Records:
* START *
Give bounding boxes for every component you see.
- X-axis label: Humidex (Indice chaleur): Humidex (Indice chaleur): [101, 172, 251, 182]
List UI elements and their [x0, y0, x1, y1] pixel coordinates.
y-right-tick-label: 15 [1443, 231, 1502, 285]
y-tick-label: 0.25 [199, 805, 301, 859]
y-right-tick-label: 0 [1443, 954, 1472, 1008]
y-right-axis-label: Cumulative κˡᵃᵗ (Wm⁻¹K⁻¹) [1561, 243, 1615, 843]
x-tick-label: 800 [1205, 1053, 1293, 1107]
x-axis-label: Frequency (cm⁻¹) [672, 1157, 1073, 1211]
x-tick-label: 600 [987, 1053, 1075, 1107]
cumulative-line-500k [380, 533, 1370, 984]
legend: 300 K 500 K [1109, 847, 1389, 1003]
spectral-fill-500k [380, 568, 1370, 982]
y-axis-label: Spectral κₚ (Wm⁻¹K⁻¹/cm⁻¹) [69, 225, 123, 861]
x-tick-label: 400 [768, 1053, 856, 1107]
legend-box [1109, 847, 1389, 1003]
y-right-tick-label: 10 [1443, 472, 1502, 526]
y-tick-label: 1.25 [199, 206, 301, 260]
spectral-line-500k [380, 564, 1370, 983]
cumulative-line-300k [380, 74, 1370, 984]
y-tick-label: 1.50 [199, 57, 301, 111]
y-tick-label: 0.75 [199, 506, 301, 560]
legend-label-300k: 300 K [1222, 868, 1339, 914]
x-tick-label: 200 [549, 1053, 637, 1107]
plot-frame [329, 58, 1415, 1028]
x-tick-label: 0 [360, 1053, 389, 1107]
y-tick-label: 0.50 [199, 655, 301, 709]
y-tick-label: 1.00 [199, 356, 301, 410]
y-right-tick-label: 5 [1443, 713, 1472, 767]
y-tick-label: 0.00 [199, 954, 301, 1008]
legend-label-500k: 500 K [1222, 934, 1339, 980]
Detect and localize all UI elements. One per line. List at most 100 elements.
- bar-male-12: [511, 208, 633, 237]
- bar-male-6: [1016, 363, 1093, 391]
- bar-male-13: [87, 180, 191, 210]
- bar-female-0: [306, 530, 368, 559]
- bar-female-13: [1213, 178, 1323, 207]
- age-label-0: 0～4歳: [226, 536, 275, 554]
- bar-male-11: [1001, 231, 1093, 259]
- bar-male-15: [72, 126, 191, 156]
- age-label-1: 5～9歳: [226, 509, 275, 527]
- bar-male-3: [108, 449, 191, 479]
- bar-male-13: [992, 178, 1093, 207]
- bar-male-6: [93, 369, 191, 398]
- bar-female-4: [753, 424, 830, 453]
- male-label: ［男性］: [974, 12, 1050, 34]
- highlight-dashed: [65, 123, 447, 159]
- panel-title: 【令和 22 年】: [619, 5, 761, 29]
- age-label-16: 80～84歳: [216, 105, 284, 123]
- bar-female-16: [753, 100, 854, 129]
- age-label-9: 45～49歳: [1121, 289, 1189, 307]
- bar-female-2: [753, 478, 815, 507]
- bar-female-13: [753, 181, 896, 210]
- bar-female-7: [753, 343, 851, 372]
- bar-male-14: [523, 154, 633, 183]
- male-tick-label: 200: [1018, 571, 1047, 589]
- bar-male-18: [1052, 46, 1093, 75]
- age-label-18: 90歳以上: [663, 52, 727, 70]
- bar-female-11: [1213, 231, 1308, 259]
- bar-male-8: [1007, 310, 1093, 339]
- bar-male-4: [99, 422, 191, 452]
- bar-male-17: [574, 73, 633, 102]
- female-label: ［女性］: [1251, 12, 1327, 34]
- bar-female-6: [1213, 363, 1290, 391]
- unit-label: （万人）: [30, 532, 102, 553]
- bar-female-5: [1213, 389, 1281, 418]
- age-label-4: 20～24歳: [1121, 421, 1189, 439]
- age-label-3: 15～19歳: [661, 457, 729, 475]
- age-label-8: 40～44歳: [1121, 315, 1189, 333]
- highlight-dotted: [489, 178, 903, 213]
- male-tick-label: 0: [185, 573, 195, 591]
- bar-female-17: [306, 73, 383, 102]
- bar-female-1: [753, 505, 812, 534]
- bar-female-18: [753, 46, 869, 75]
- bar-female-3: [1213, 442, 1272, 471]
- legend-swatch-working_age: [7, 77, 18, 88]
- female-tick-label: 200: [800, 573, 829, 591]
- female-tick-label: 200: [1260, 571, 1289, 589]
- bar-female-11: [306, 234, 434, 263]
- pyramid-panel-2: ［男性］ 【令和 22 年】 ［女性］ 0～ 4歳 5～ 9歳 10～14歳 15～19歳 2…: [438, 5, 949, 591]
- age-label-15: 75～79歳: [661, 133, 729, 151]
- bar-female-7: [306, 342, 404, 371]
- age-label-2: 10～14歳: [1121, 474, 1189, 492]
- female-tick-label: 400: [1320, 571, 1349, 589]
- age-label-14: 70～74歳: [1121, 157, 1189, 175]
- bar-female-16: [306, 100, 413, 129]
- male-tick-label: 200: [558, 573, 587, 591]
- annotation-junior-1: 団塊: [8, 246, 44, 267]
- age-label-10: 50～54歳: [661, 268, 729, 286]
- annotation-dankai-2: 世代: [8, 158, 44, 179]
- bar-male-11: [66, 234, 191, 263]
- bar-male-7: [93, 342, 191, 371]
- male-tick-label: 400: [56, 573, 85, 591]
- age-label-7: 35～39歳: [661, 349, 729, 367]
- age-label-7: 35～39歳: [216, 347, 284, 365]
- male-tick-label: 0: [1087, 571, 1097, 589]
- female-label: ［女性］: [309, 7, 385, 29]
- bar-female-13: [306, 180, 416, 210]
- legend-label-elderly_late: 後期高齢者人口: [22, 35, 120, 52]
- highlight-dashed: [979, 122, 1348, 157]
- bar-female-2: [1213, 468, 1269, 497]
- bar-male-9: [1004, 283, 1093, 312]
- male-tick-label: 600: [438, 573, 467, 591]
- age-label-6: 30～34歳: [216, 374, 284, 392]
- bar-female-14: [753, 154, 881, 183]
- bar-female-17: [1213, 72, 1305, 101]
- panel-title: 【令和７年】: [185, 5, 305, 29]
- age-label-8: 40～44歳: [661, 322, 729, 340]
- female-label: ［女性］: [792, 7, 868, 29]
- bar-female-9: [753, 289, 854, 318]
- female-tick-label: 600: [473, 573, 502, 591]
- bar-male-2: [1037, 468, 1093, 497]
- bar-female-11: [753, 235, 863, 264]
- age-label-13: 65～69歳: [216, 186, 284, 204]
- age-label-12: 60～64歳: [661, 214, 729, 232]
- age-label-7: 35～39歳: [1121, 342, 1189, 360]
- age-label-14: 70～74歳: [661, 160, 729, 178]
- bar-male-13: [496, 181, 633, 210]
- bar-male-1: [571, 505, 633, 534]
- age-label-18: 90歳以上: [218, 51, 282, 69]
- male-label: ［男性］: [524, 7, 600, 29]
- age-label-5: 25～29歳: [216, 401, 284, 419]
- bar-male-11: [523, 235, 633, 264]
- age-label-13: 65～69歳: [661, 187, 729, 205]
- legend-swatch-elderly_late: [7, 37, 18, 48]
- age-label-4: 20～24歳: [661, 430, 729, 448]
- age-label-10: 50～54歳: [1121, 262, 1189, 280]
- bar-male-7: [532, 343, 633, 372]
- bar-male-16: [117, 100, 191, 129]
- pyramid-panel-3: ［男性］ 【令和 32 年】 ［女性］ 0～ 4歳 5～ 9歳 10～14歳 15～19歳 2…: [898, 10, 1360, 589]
* END *
WHAT YOU ARE ASKED TO DO: Please give the stretch from the first of the items above through the line containing "x-tick-label: 600 [987, 1053, 1075, 1107]" as a numbered list, leaving out any blank lines.

SOLUTION BELOW:
1. Give bounding boxes for every component you see.
2. - X-axis label: Humidex (Indice chaleur): Humidex (Indice chaleur): [101, 172, 251, 182]
3. List UI elements and their [x0, y0, x1, y1] pixel coordinates.
4. y-right-tick-label: 15 [1443, 231, 1502, 285]
5. y-tick-label: 0.25 [199, 805, 301, 859]
6. y-right-tick-label: 0 [1443, 954, 1472, 1008]
7. y-right-axis-label: Cumulative κˡᵃᵗ (Wm⁻¹K⁻¹) [1561, 243, 1615, 843]
8. x-tick-label: 800 [1205, 1053, 1293, 1107]
9. x-axis-label: Frequency (cm⁻¹) [672, 1157, 1073, 1211]
10. x-tick-label: 600 [987, 1053, 1075, 1107]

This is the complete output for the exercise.